## Exercise objective
Quote the whole listing verbatim.

## Records for processing
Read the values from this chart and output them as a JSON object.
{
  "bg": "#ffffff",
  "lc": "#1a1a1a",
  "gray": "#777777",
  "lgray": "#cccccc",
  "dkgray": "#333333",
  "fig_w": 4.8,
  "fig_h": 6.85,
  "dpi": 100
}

## The reply
Read the values from this chart and output them as a JSON object.
{
  "bg": "#ffffff",
  "lc": "#1a1a1a",
  "gray": "#777777",
  "lgray": "#cccccc",
  "dkgray": "#333333",
  "fig_w": 4.8,
  "fig_h": 6.85,
  "dpi": 100
}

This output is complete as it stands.